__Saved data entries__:
○ ○ ○ ○ ○

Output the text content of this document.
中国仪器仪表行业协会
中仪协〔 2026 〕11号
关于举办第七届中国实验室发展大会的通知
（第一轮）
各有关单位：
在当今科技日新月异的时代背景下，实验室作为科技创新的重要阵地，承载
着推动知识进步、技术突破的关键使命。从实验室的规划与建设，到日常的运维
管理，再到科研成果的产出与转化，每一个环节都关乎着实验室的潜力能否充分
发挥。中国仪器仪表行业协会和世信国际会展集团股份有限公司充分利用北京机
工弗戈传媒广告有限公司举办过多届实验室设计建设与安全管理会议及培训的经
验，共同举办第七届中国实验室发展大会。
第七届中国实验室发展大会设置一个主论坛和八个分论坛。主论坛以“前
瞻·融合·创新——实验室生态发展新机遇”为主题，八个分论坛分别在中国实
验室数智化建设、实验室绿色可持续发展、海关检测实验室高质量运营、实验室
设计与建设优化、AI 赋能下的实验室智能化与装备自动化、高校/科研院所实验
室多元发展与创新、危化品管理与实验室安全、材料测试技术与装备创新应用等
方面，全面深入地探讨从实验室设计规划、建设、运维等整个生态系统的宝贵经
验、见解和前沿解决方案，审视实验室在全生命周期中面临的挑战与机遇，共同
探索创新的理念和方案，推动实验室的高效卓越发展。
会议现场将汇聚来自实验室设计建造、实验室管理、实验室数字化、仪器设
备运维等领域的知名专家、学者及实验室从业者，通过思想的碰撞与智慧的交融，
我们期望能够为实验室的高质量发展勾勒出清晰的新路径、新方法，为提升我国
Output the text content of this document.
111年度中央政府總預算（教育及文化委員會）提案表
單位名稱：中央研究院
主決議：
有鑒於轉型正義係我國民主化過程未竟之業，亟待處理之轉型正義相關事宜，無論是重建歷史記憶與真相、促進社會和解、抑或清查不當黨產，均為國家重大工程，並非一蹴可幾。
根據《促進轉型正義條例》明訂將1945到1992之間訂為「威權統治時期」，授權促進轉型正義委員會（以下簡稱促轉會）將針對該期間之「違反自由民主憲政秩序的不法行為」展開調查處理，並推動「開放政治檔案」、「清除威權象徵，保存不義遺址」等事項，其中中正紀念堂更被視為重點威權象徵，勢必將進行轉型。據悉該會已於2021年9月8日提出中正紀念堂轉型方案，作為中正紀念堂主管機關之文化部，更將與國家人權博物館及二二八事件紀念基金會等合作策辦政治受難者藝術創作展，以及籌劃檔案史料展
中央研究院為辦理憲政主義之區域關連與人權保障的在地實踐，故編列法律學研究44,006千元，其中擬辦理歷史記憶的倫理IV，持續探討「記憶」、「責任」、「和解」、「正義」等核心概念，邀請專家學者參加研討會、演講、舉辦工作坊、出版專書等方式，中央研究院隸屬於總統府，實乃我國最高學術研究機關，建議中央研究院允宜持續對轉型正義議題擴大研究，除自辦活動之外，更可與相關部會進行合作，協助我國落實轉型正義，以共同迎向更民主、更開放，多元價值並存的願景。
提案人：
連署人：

○ ○ ○ ○ ○

__Written request__: Repeat every record, exactly as written.

__Output below__:
Output the text content of this document.
中国仪器仪表行业协会
中仪协〔 2026 〕11号
关于举办第七届中国实验室发展大会的通知
（第一轮）
各有关单位：
在当今科技日新月异的时代背景下，实验室作为科技创新的重要阵地，承载
着推动知识进步、技术突破的关键使命。从实验室的规划与建设，到日常的运维
管理，再到科研成果的产出与转化，每一个环节都关乎着实验室的潜力能否充分
发挥。中国仪器仪表行业协会和世信国际会展集团股份有限公司充分利用北京机
工弗戈传媒广告有限公司举办过多届实验室设计建设与安全管理会议及培训的经
验，共同举办第七届中国实验室发展大会。
第七届中国实验室发展大会设置一个主论坛和八个分论坛。主论坛以“前
瞻·融合·创新——实验室生态发展新机遇”为主题，八个分论坛分别在中国实
验室数智化建设、实验室绿色可持续发展、海关检测实验室高质量运营、实验室
设计与建设优化、AI 赋能下的实验室智能化与装备自动化、高校/科研院所实验
室多元发展与创新、危化品管理与实验室安全、材料测试技术与装备创新应用等
方面，全面深入地探讨从实验室设计规划、建设、运维等整个生态系统的宝贵经
验、见解和前沿解决方案，审视实验室在全生命周期中面临的挑战与机遇，共同
探索创新的理念和方案，推动实验室的高效卓越发展。
会议现场将汇聚来自实验室设计建造、实验室管理、实验室数字化、仪器设
备运维等领域的知名专家、学者及实验室从业者，通过思想的碰撞与智慧的交融，
我们期望能够为实验室的高质量发展勾勒出清晰的新路径、新方法，为提升我国
Output the text content of this document.
111年度中央政府總預算（教育及文化委員會）提案表
單位名稱：中央研究院
主決議：
有鑒於轉型正義係我國民主化過程未竟之業，亟待處理之轉型正義相關事宜，無論是重建歷史記憶與真相、促進社會和解、抑或清查不當黨產，均為國家重大工程，並非一蹴可幾。
根據《促進轉型正義條例》明訂將1945到1992之間訂為「威權統治時期」，授權促進轉型正義委員會（以下簡稱促轉會）將針對該期間之「違反自由民主憲政秩序的不法行為」展開調查處理，並推動「開放政治檔案」、「清除威權象徵，保存不義遺址」等事項，其中中正紀念堂更被視為重點威權象徵，勢必將進行轉型。據悉該會已於2021年9月8日提出中正紀念堂轉型方案，作為中正紀念堂主管機關之文化部，更將與國家人權博物館及二二八事件紀念基金會等合作策辦政治受難者藝術創作展，以及籌劃檔案史料展
中央研究院為辦理憲政主義之區域關連與人權保障的在地實踐，故編列法律學研究44,006千元，其中擬辦理歷史記憶的倫理IV，持續探討「記憶」、「責任」、「和解」、「正義」等核心概念，邀請專家學者參加研討會、演講、舉辦工作坊、出版專書等方式，中央研究院隸屬於總統府，實乃我國最高學術研究機關，建議中央研究院允宜持續對轉型正義議題擴大研究，除自辦活動之外，更可與相關部會進行合作，協助我國落實轉型正義，以共同迎向更民主、更開放，多元價值並存的願景。
提案人：
連署人：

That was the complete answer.